# [Goal]
Keep the pictures out and restate every record exactly.

── Entries shown ──

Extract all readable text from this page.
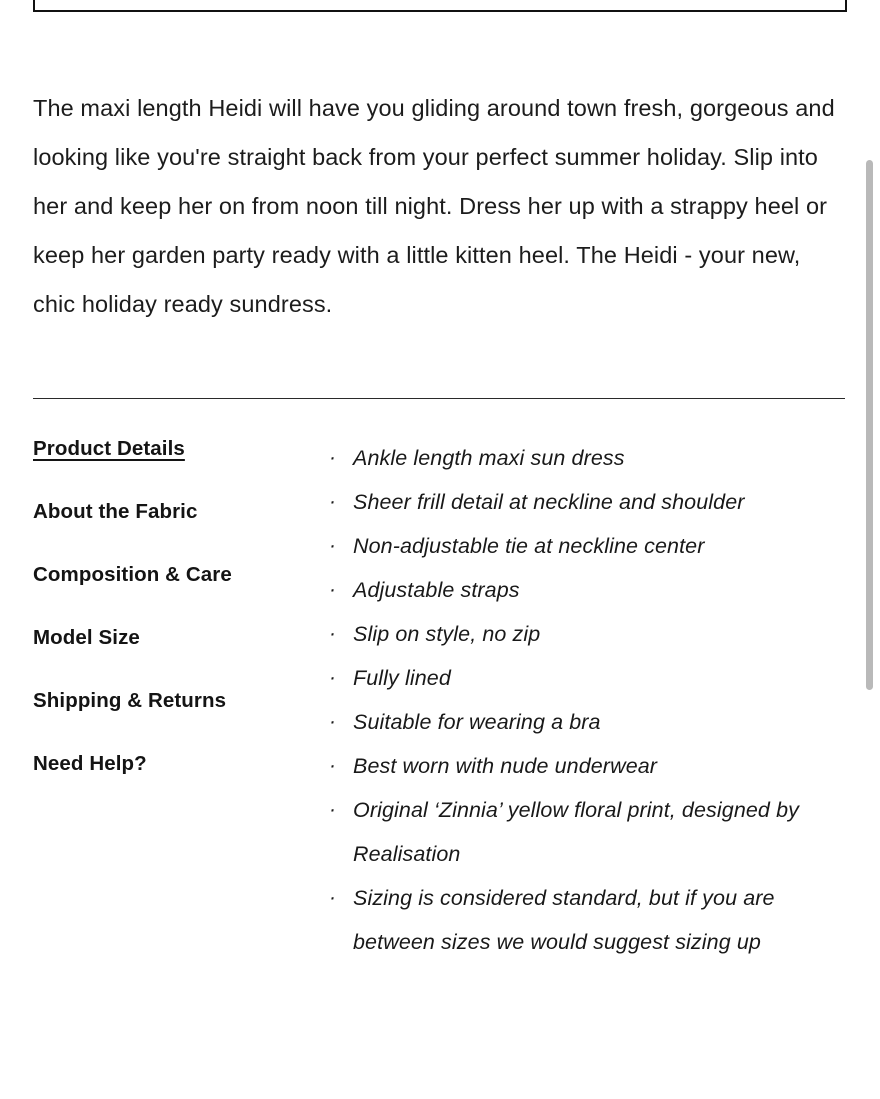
The maxi length Heidi will have you gliding around town fresh, gorgeous and looking like you're straight back from your perfect summer holiday. Slip into her and keep her on from noon till night. Dress her up with a strappy heel or keep her garden party ready with a little kitten heel. The Heidi - your new, chic holiday ready sundress.

Product Details
About the Fabric
Composition & Care
Model Size
Shipping & Returns
Need Help?
· Ankle length maxi sun dress
· Sheer frill detail at neckline and shoulder
· Non-adjustable tie at neckline center
· Adjustable straps
· Slip on style, no zip
· Fully lined
· Suitable for wearing a bra
· Best worn with nude underwear
· Original ‘Zinnia’ yellow floral print, designed by Realisation
· Sizing is considered standard, but if you are between sizes we would suggest sizing up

───

# [Answer for the task]
Extract all readable text from this page.
The maxi length Heidi will have you gliding around town fresh, gorgeous and looking like you're straight back from your perfect summer holiday. Slip into her and keep her on from noon till night. Dress her up with a strappy heel or keep her garden party ready with a little kitten heel. The Heidi - your new, chic holiday ready sundress.

Product Details
About the Fabric
Composition & Care
Model Size
Shipping & Returns
Need Help?
· Ankle length maxi sun dress
· Sheer frill detail at neckline and shoulder
· Non-adjustable tie at neckline center
· Adjustable straps
· Slip on style, no zip
· Fully lined
· Suitable for wearing a bra
· Best worn with nude underwear
· Original ‘Zinnia’ yellow floral print, designed by Realisation
· Sizing is considered standard, but if you are between sizes we would suggest sizing up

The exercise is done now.